(THE INPUT):
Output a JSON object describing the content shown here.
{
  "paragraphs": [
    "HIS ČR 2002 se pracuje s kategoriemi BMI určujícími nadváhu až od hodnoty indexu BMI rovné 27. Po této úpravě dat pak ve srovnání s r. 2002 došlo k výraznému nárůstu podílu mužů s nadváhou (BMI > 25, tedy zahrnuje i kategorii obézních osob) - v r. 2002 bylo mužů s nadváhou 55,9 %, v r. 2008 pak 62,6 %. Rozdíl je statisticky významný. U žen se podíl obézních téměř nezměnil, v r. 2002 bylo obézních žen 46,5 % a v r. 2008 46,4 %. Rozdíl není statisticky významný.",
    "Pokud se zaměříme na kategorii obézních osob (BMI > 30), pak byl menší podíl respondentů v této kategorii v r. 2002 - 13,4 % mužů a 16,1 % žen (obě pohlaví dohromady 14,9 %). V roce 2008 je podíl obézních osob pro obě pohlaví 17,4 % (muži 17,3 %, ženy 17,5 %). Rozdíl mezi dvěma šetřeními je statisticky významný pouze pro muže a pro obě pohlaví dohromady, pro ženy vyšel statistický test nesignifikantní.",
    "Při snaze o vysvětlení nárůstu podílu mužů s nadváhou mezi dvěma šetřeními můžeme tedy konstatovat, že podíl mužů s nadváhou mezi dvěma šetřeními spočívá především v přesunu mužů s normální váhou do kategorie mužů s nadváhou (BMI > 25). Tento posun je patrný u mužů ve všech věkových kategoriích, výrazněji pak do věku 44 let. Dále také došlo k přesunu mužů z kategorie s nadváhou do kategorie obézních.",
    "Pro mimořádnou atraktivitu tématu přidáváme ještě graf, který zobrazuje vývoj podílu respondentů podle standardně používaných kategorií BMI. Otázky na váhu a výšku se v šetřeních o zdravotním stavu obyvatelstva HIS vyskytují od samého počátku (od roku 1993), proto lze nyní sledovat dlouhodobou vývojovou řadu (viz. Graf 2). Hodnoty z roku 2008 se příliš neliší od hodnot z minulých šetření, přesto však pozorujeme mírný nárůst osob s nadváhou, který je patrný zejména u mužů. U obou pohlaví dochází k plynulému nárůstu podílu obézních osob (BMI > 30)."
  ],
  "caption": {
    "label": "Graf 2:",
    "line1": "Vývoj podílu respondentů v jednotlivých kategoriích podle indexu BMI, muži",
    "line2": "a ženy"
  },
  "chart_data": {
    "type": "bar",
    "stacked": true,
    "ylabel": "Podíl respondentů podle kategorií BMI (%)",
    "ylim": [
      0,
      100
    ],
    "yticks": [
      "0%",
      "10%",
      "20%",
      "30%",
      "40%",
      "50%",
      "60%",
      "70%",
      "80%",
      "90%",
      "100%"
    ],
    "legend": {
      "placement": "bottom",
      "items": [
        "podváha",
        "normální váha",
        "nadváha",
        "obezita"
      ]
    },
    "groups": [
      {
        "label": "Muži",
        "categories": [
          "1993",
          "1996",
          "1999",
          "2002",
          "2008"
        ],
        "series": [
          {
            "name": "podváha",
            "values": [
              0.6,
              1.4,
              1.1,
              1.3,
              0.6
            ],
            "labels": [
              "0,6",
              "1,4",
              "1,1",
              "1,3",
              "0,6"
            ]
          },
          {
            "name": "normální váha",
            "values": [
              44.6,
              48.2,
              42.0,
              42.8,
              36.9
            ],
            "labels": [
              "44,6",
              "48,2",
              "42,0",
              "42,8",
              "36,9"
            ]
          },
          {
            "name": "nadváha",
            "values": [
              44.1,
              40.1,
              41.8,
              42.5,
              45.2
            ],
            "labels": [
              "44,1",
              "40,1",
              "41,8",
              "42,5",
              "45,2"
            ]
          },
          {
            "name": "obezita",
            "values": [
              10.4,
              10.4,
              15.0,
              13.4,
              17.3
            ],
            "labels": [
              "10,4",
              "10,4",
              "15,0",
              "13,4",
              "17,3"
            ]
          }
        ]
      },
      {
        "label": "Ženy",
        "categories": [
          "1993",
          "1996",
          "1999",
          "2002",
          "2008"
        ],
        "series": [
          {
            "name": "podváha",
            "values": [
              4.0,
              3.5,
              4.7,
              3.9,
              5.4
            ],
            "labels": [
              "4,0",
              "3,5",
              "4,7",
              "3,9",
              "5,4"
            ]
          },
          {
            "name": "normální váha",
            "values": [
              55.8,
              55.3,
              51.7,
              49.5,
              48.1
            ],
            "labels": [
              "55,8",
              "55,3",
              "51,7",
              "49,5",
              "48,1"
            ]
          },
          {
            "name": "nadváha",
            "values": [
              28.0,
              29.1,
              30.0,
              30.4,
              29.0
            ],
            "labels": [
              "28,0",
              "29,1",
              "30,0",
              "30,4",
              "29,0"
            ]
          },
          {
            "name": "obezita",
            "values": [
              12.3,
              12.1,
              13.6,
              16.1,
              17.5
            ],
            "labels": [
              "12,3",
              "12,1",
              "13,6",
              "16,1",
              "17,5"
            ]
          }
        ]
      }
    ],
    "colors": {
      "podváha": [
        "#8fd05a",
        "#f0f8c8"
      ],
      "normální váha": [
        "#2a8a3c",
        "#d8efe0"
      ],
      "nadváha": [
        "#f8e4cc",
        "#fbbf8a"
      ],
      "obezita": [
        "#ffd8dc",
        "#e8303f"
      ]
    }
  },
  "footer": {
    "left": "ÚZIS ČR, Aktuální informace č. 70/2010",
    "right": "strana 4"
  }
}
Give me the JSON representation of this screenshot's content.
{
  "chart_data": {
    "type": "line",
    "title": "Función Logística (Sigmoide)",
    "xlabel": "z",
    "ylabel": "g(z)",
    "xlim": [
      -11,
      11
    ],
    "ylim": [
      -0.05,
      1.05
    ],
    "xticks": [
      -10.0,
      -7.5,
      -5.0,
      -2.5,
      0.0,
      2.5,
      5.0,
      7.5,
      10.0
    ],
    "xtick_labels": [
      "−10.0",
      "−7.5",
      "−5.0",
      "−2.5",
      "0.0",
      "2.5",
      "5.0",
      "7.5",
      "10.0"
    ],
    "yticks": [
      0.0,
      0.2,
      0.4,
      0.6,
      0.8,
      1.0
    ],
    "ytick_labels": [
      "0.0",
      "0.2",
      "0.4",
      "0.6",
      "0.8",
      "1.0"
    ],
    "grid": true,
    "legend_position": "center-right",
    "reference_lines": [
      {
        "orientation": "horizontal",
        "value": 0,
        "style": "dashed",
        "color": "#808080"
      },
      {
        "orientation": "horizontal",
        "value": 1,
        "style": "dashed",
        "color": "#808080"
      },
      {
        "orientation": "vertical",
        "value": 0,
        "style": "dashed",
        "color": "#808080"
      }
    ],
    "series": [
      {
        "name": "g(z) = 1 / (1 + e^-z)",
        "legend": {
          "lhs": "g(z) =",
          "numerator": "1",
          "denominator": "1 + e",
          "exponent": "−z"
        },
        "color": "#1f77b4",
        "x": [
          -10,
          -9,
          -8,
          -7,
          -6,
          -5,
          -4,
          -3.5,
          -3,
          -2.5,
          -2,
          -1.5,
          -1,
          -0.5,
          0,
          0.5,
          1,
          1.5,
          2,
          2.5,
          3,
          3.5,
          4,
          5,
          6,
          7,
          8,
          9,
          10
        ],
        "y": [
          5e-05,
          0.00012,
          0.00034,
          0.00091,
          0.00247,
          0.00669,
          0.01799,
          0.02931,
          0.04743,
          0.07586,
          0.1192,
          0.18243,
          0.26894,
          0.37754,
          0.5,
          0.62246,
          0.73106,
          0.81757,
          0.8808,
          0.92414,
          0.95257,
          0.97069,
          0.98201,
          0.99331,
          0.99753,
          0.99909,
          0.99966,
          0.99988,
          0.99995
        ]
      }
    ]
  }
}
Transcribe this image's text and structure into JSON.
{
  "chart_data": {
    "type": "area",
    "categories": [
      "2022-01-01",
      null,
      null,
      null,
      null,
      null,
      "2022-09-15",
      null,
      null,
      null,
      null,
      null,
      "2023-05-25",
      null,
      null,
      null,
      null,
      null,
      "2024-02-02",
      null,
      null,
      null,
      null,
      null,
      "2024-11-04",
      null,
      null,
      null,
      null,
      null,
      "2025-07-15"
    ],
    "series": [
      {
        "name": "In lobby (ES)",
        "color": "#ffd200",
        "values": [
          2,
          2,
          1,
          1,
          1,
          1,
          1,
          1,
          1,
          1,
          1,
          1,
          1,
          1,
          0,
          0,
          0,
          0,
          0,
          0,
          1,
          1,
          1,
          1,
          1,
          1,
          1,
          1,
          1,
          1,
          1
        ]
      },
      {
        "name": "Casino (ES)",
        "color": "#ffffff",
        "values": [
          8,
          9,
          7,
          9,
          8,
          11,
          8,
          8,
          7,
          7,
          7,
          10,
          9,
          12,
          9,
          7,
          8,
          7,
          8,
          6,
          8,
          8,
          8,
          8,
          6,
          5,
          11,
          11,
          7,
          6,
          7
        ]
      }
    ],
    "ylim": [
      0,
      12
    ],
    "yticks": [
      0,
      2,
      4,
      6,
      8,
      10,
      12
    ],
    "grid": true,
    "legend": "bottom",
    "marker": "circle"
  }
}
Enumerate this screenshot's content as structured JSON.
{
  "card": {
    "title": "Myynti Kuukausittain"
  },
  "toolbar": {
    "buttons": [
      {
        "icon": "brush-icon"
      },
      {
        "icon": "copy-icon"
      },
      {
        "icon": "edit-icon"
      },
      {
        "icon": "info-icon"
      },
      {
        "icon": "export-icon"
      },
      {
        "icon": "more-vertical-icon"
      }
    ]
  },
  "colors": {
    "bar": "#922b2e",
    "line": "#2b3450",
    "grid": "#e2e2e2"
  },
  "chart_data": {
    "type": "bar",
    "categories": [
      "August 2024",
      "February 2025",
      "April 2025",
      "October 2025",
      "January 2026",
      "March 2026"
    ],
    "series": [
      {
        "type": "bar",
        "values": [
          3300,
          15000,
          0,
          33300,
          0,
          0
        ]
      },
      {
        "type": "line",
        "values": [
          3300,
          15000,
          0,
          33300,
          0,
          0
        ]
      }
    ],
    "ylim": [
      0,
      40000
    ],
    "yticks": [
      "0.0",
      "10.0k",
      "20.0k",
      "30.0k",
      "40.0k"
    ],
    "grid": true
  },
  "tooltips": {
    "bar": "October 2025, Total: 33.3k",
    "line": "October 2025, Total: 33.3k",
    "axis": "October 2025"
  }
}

(WHAT IS ASKED):
Filter the listing above for the string "content" and copy every matching line.

(THE SOLUTION):
Output a JSON object describing the content shown here.
Give me the JSON representation of this screenshot's content.
Enumerate this screenshot's content as structured JSON.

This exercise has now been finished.